## Task instructions
Render every entry exactly as it appears.
'''
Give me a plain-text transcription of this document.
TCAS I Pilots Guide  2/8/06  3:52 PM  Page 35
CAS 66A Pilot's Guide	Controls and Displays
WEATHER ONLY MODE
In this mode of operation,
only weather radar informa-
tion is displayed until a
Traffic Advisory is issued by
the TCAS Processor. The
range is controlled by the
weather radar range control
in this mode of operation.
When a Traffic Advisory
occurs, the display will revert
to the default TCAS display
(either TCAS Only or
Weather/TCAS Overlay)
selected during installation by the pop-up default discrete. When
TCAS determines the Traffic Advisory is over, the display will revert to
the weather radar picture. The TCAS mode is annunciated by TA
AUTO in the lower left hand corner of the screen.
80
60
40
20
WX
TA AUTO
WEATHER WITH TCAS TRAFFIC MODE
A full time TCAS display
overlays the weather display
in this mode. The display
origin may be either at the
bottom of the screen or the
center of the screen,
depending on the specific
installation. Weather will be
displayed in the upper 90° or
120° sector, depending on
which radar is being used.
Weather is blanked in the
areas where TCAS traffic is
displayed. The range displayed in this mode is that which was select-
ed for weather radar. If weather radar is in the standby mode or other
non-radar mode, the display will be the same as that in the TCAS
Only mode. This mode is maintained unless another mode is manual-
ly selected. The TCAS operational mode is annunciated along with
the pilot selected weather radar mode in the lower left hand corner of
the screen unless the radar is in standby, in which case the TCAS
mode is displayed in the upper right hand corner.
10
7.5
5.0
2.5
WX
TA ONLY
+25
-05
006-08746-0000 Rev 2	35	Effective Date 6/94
'''
## Task result
Give me a plain-text transcription of this document.
TCAS I Pilots Guide  2/8/06  3:52 PM  Page 35
CAS 66A Pilot's Guide	Controls and Displays
WEATHER ONLY MODE
In this mode of operation,
only weather radar informa-
tion is displayed until a
Traffic Advisory is issued by
the TCAS Processor. The
range is controlled by the
weather radar range control
in this mode of operation.
When a Traffic Advisory
occurs, the display will revert
to the default TCAS display
(either TCAS Only or
Weather/TCAS Overlay)
selected during installation by the pop-up default discrete. When
TCAS determines the Traffic Advisory is over, the display will revert to
the weather radar picture. The TCAS mode is annunciated by TA
AUTO in the lower left hand corner of the screen.
80
60
40
20
WX
TA AUTO
WEATHER WITH TCAS TRAFFIC MODE
A full time TCAS display
overlays the weather display
in this mode. The display
origin may be either at the
bottom of the screen or the
center of the screen,
depending on the specific
installation. Weather will be
displayed in the upper 90° or
120° sector, depending on
which radar is being used.
Weather is blanked in the
areas where TCAS traffic is
displayed. The range displayed in this mode is that which was select-
ed for weather radar. If weather radar is in the standby mode or other
non-radar mode, the display will be the same as that in the TCAS
Only mode. This mode is maintained unless another mode is manual-
ly selected. The TCAS operational mode is annunciated along with
the pilot selected weather radar mode in the lower left hand corner of
the screen unless the radar is in standby, in which case the TCAS
mode is displayed in the upper right hand corner.
10
7.5
5.0
2.5
WX
TA ONLY
+25
-05
006-08746-0000 Rev 2	35	Effective Date 6/94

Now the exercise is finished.